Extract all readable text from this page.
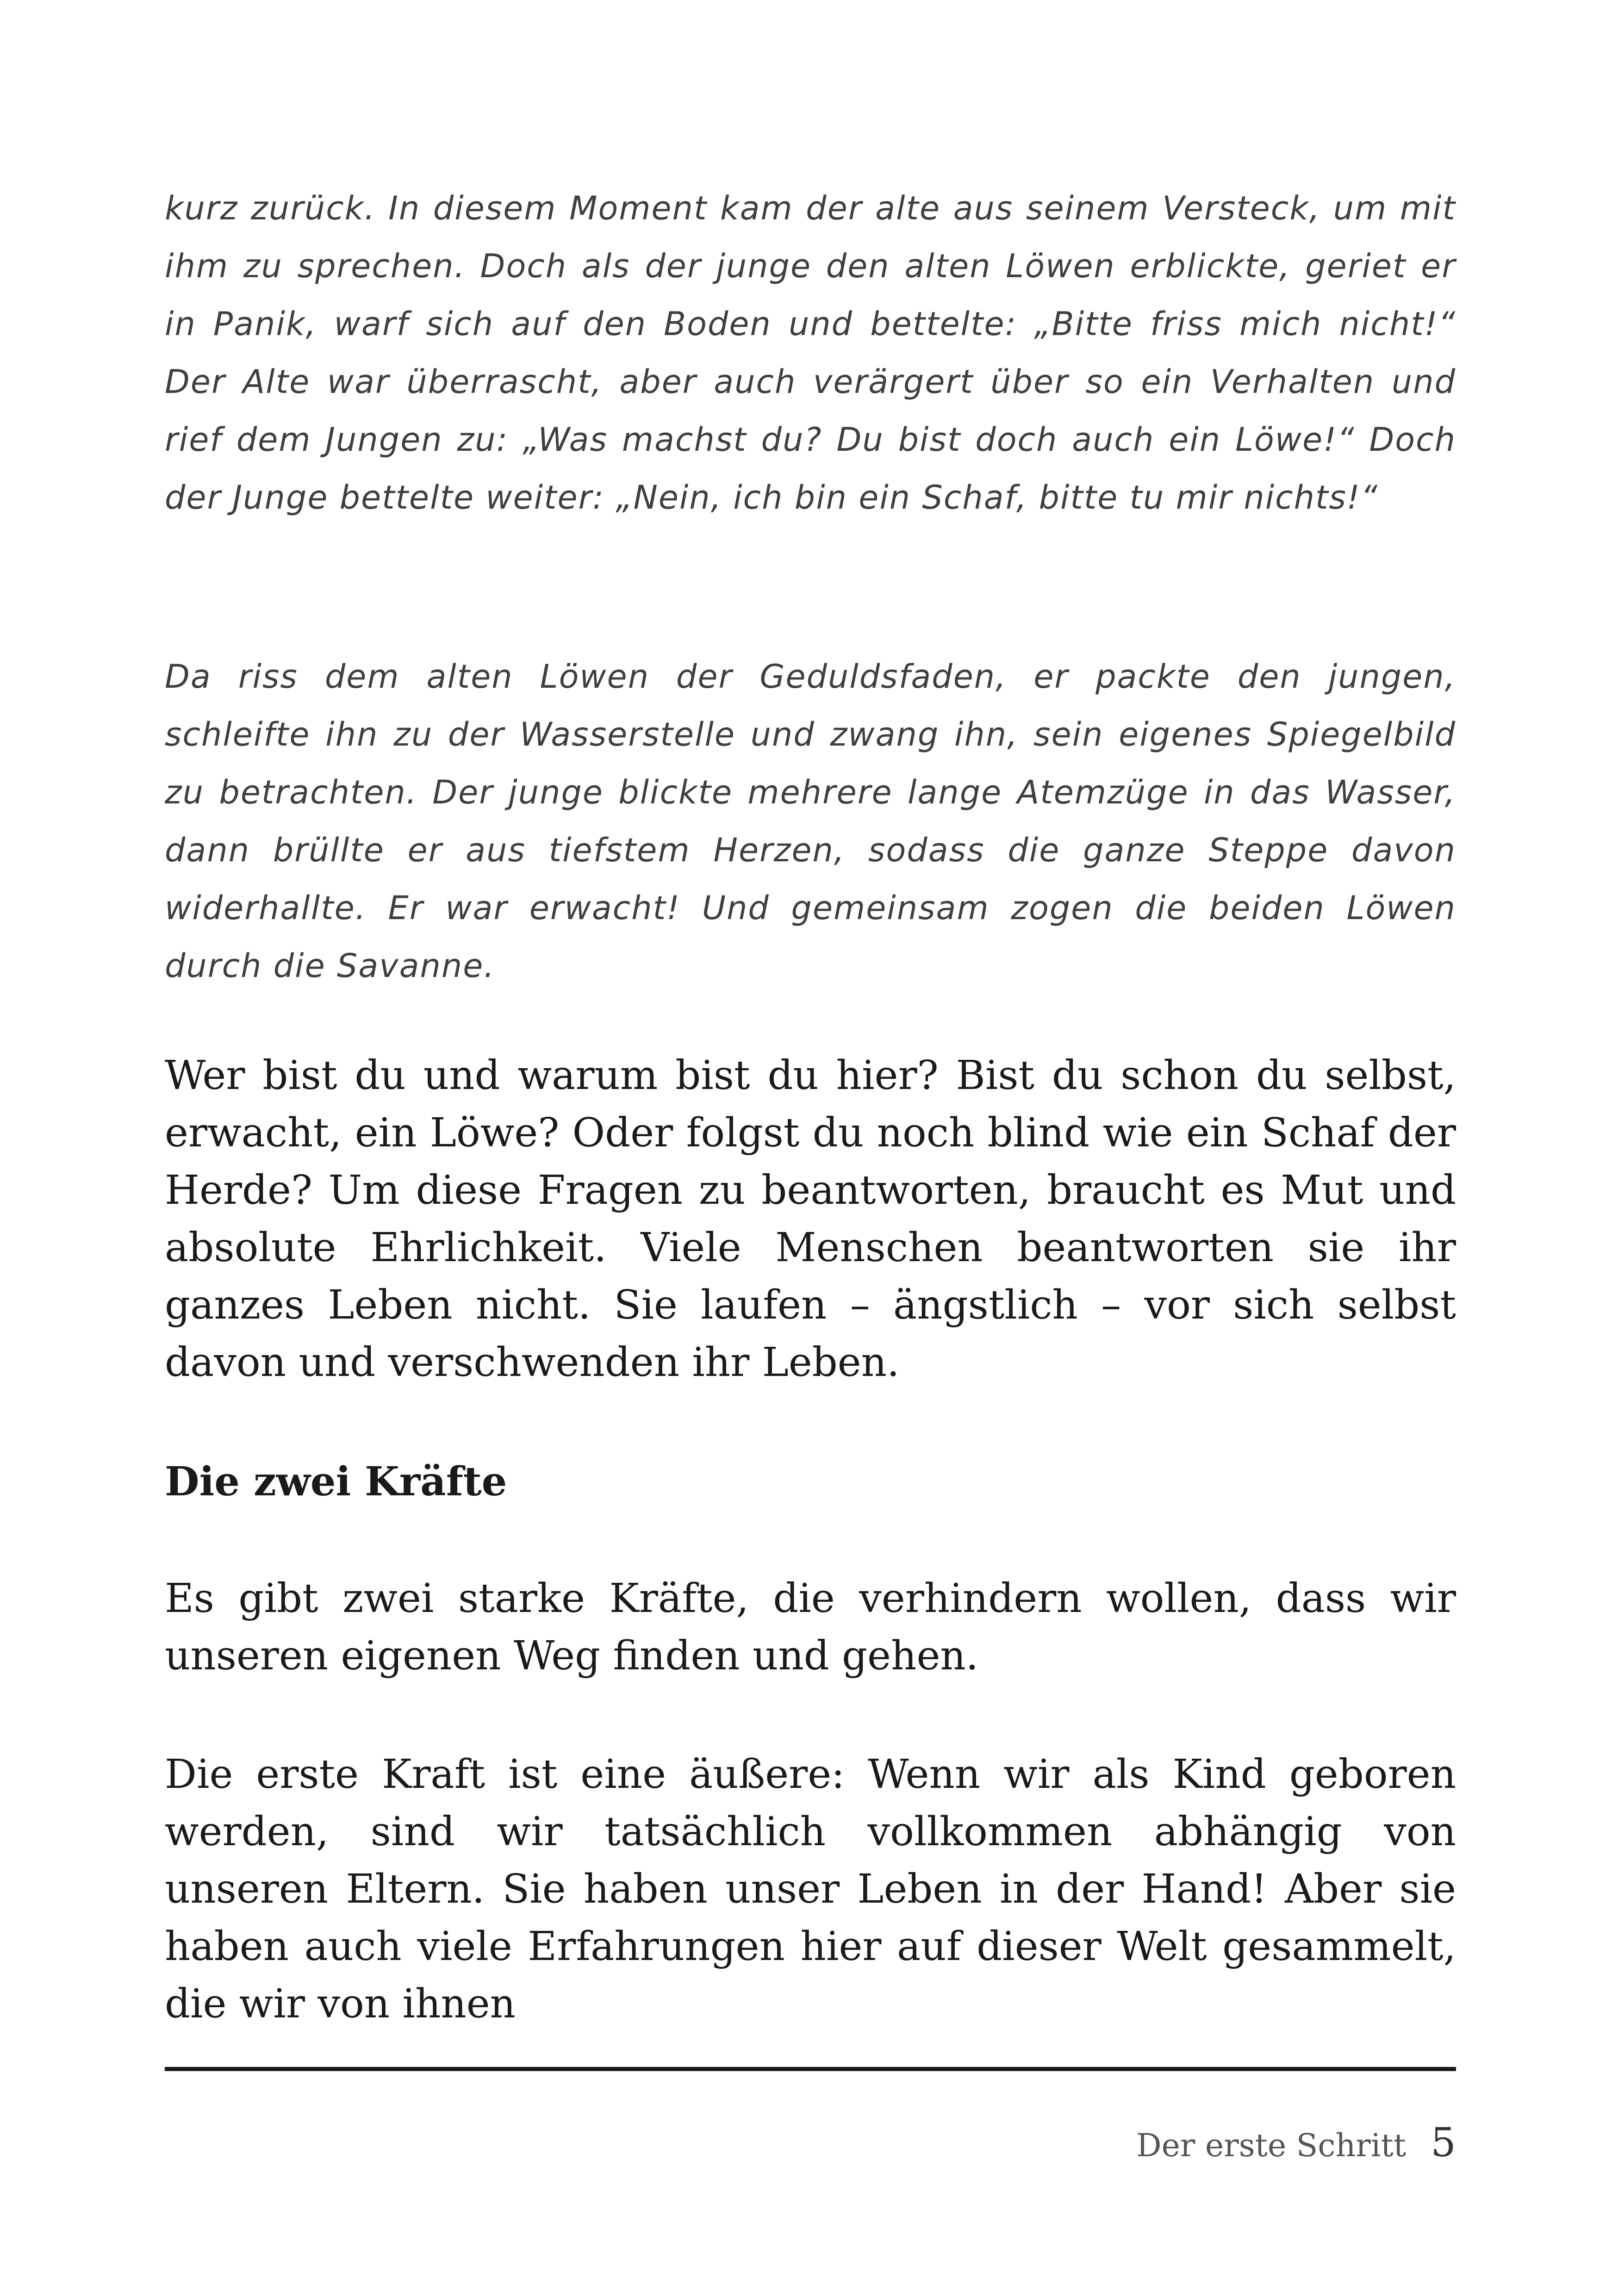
kurz zurück. In diesem Moment kam der alte aus seinem Versteck, um mit ihm zu sprechen. Doch als der junge den alten Löwen erblickte, geriet er in Panik, warf sich auf den Boden und bettelte: „Bitte friss mich nicht!“ Der Alte war überrascht, aber auch verärgert über so ein Verhalten und rief dem Jungen zu: „Was machst du? Du bist doch auch ein Löwe!“ Doch der Junge bettelte weiter: „Nein, ich bin ein Schaf, bitte tu mir nichts!“

Da riss dem alten Löwen der Geduldsfaden, er packte den jungen, schleifte ihn zu der Wasserstelle und zwang ihn, sein eigenes Spiegelbild zu betrachten. Der junge blickte mehrere lange Atemzüge in das Wasser, dann brüllte er aus tiefstem Herzen, sodass die ganze Steppe davon widerhallte. Er war erwacht! Und gemeinsam zogen die beiden Löwen durch die Savanne.

Wer bist du und warum bist du hier? Bist du schon du selbst, erwacht, ein Löwe? Oder folgst du noch blind wie ein Schaf der Herde? Um diese Fragen zu beantworten, braucht es Mut und absolute Ehrlichkeit. Viele Menschen beantworten sie ihr ganzes Leben nicht. Sie laufen – ängstlich – vor sich selbst davon und verschwenden ihr Leben.

Die zwei Kräfte

Es gibt zwei starke Kräfte, die verhindern wollen, dass wir unseren eigenen Weg finden und gehen.

Die erste Kraft ist eine äußere: Wenn wir als Kind geboren werden, sind wir tatsächlich vollkommen abhängig von unseren Eltern. Sie haben unser Leben in der Hand! Aber sie haben auch viele Erfahrungen hier auf dieser Welt gesammelt, die wir von ihnen

Der erste Schritt 5
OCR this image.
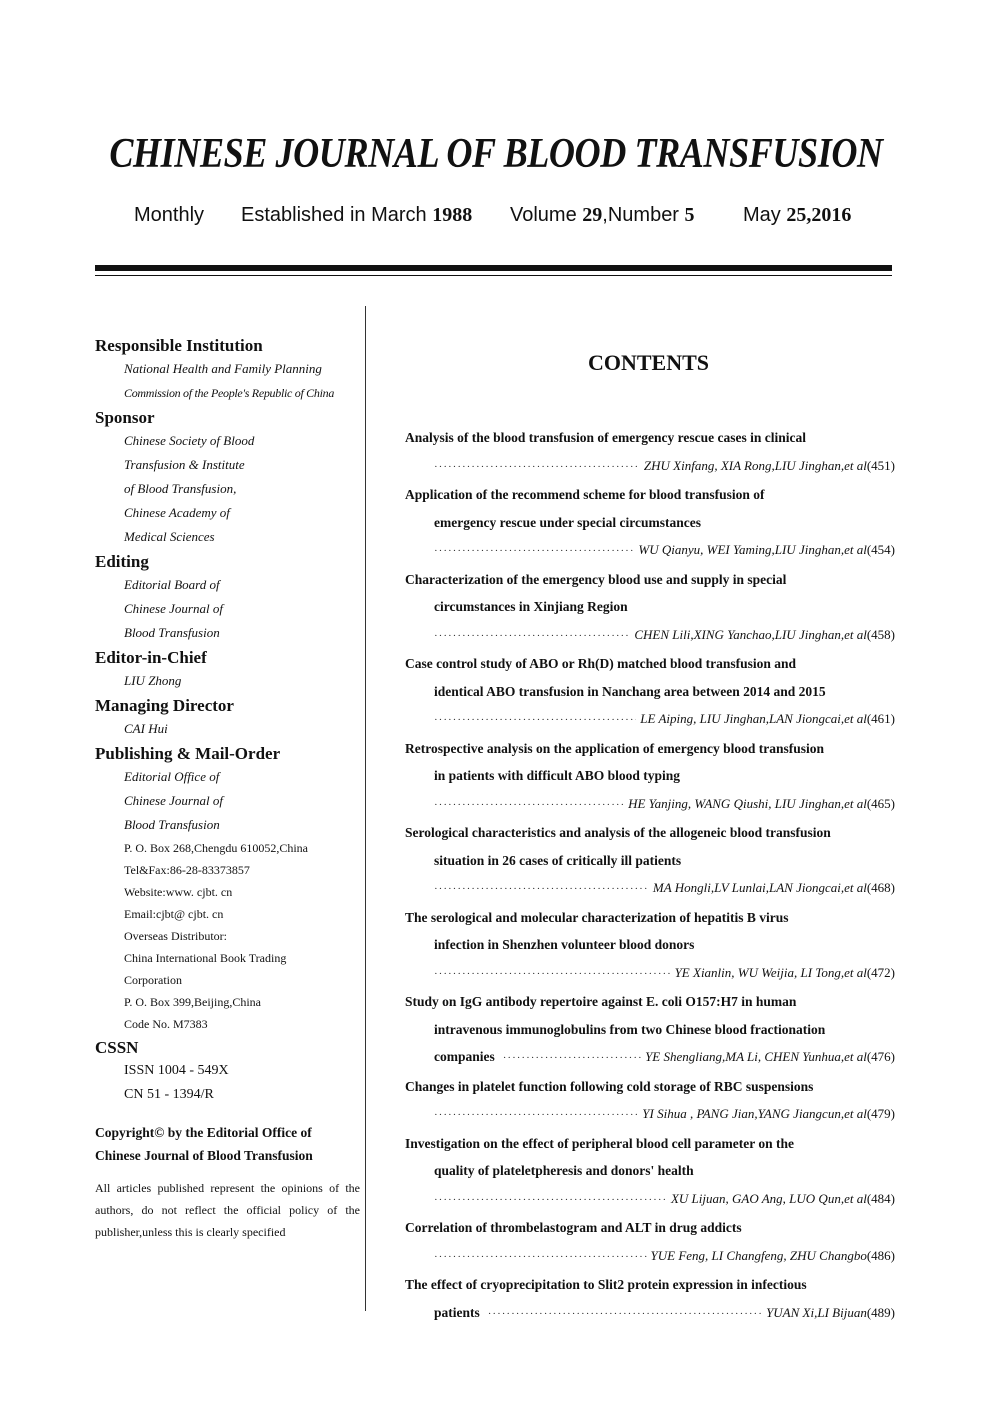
CHINESE JOURNAL OF BLOOD TRANSFUSION
Monthly Established in March 1988 Volume 29,Number 5 May 25,2016
Responsible Institution
National Health and Family Planning
Commission of the People's Republic of China
Sponsor
Chinese Society of Blood
Transfusion & Institute
of Blood Transfusion,
Chinese Academy of
Medical Sciences
Editing
Editorial Board of
Chinese Journal of
Blood Transfusion
Editor-in-Chief
LIU Zhong
Managing Director
CAI Hui
Publishing & Mail-Order
Editorial Office of
Chinese Journal of
Blood Transfusion
P. O. Box 268,Chengdu 610052,China
Tel&Fax:86-28-83373857
Website:www. cjbt. cn
Email:cjbt@ cjbt. cn
Overseas Distributor:
China International Book Trading
Corporation
P. O. Box 399,Beijing,China
Code No. M7383
CSSN
ISSN 1004 - 549X
CN 51 - 1394/R
Copyright© by the Editorial Office of
Chinese Journal of Blood Transfusion
All articles published represent the opinions of the authors, do not reflect the official policy of the publisher,unless this is clearly specified
CONTENTS
Analysis of the blood transfusion of emergency rescue cases in clinical
·····
ZHU Xinfang, XIA Rong,LIU Jinghan,et al (451)
Application of the recommend scheme for blood transfusion of
emergency rescue under special circumstances
·····
WU Qianyu, WEI Yaming,LIU Jinghan,et al (454)
Characterization of the emergency blood use and supply in special
circumstances in Xinjiang Region
·····
CHEN Lili,XING Yanchao,LIU Jinghan,et al (458)
Case control study of ABO or Rh(D) matched blood transfusion and
identical ABO transfusion in Nanchang area between 2014 and 2015
·····
LE Aiping, LIU Jinghan,LAN Jiongcai,et al (461)
Retrospective analysis on the application of emergency blood transfusion
in patients with difficult ABO blood typing
·····
HE Yanjing, WANG Qiushi, LIU Jinghan,et al (465)
Serological characteristics and analysis of the allogeneic blood transfusion
situation in 26 cases of critically ill patients
·····
MA Hongli,LV Lunlai,LAN Jiongcai,et al (468)
The serological and molecular characterization of hepatitis B virus
infection in Shenzhen volunteer blood donors
·····
YE Xianlin, WU Weijia, LI Tong,et al (472)
Study on IgG antibody repertoire against E. coli O157:H7 in human
intravenous immunoglobulins from two Chinese blood fractionation
companies ·····	YE Shengliang,MA Li, CHEN Yunhua,et al (476)
Changes in platelet function following cold storage of RBC suspensions
·····
YI Sihua , PANG Jian,YANG Jiangcun,et al (479)
Investigation on the effect of peripheral blood cell parameter on the
quality of plateletpheresis and donors' health
·····
XU Lijuan, GAO Ang, LUO Qun,et al (484)
Correlation of thrombelastogram and ALT in drug addicts
·····
YUE Feng, LI Changfeng, ZHU Changbo (486)
The effect of cryoprecipitation to Slit2 protein expression in infectious
patients ·····	YUAN Xi,LI Bijuan (489)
────────────────────
Omit the pictures and output all remaining material exactly.

| Exercise response |
Extract all readable text from this page.
kurz zurück. In diesem Moment kam der alte aus seinem Versteck, um mit ihm zu sprechen. Doch als der junge den alten Löwen erblickte, geriet er in Panik, warf sich auf den Boden und bettelte: „Bitte friss mich nicht!“ Der Alte war überrascht, aber auch verärgert über so ein Verhalten und rief dem Jungen zu: „Was machst du? Du bist doch auch ein Löwe!“ Doch der Junge bettelte weiter: „Nein, ich bin ein Schaf, bitte tu mir nichts!“

Da riss dem alten Löwen der Geduldsfaden, er packte den jungen, schleifte ihn zu der Wasserstelle und zwang ihn, sein eigenes Spiegelbild zu betrachten. Der junge blickte mehrere lange Atemzüge in das Wasser, dann brüllte er aus tiefstem Herzen, sodass die ganze Steppe davon widerhallte. Er war erwacht! Und gemeinsam zogen die beiden Löwen durch die Savanne.

Wer bist du und warum bist du hier? Bist du schon du selbst, erwacht, ein Löwe? Oder folgst du noch blind wie ein Schaf der Herde? Um diese Fragen zu beantworten, braucht es Mut und absolute Ehrlichkeit. Viele Menschen beantworten sie ihr ganzes Leben nicht. Sie laufen – ängstlich – vor sich selbst davon und verschwenden ihr Leben.

Die zwei Kräfte

Es gibt zwei starke Kräfte, die verhindern wollen, dass wir unseren eigenen Weg finden und gehen.

Die erste Kraft ist eine äußere: Wenn wir als Kind geboren werden, sind wir tatsächlich vollkommen abhängig von unseren Eltern. Sie haben unser Leben in der Hand! Aber sie haben auch viele Erfahrungen hier auf dieser Welt gesammelt, die wir von ihnen

Der erste Schritt 5
OCR this image.
CHINESE JOURNAL OF BLOOD TRANSFUSION
Monthly Established in March 1988 Volume 29,Number 5 May 25,2016
Responsible Institution
National Health and Family Planning
Commission of the People's Republic of China
Sponsor
Chinese Society of Blood
Transfusion & Institute
of Blood Transfusion,
Chinese Academy of
Medical Sciences
Editing
Editorial Board of
Chinese Journal of
Blood Transfusion
Editor-in-Chief
LIU Zhong
Managing Director
CAI Hui
Publishing & Mail-Order
Editorial Office of
Chinese Journal of
Blood Transfusion
P. O. Box 268,Chengdu 610052,China
Tel&Fax:86-28-83373857
Website:www. cjbt. cn
Email:cjbt@ cjbt. cn
Overseas Distributor:
China International Book Trading
Corporation
P. O. Box 399,Beijing,China
Code No. M7383
CSSN
ISSN 1004 - 549X
CN 51 - 1394/R
Copyright© by the Editorial Office of
Chinese Journal of Blood Transfusion
All articles published represent the opinions of the authors, do not reflect the official policy of the publisher,unless this is clearly specified
CONTENTS
Analysis of the blood transfusion of emergency rescue cases in clinical
·····
ZHU Xinfang, XIA Rong,LIU Jinghan,et al (451)
Application of the recommend scheme for blood transfusion of
emergency rescue under special circumstances
·····
WU Qianyu, WEI Yaming,LIU Jinghan,et al (454)
Characterization of the emergency blood use and supply in special
circumstances in Xinjiang Region
·····
CHEN Lili,XING Yanchao,LIU Jinghan,et al (458)
Case control study of ABO or Rh(D) matched blood transfusion and
identical ABO transfusion in Nanchang area between 2014 and 2015
·····
LE Aiping, LIU Jinghan,LAN Jiongcai,et al (461)
Retrospective analysis on the application of emergency blood transfusion
in patients with difficult ABO blood typing
·····
HE Yanjing, WANG Qiushi, LIU Jinghan,et al (465)
Serological characteristics and analysis of the allogeneic blood transfusion
situation in 26 cases of critically ill patients
·····
MA Hongli,LV Lunlai,LAN Jiongcai,et al (468)
The serological and molecular characterization of hepatitis B virus
infection in Shenzhen volunteer blood donors
·····
YE Xianlin, WU Weijia, LI Tong,et al (472)
Study on IgG antibody repertoire against E. coli O157:H7 in human
intravenous immunoglobulins from two Chinese blood fractionation
companies ·····	YE Shengliang,MA Li, CHEN Yunhua,et al (476)
Changes in platelet function following cold storage of RBC suspensions
·····
YI Sihua , PANG Jian,YANG Jiangcun,et al (479)
Investigation on the effect of peripheral blood cell parameter on the
quality of plateletpheresis and donors' health
·····
XU Lijuan, GAO Ang, LUO Qun,et al (484)
Correlation of thrombelastogram and ALT in drug addicts
·····
YUE Feng, LI Changfeng, ZHU Changbo (486)
The effect of cryoprecipitation to Slit2 protein expression in infectious
patients ·····	YUAN Xi,LI Bijuan (489)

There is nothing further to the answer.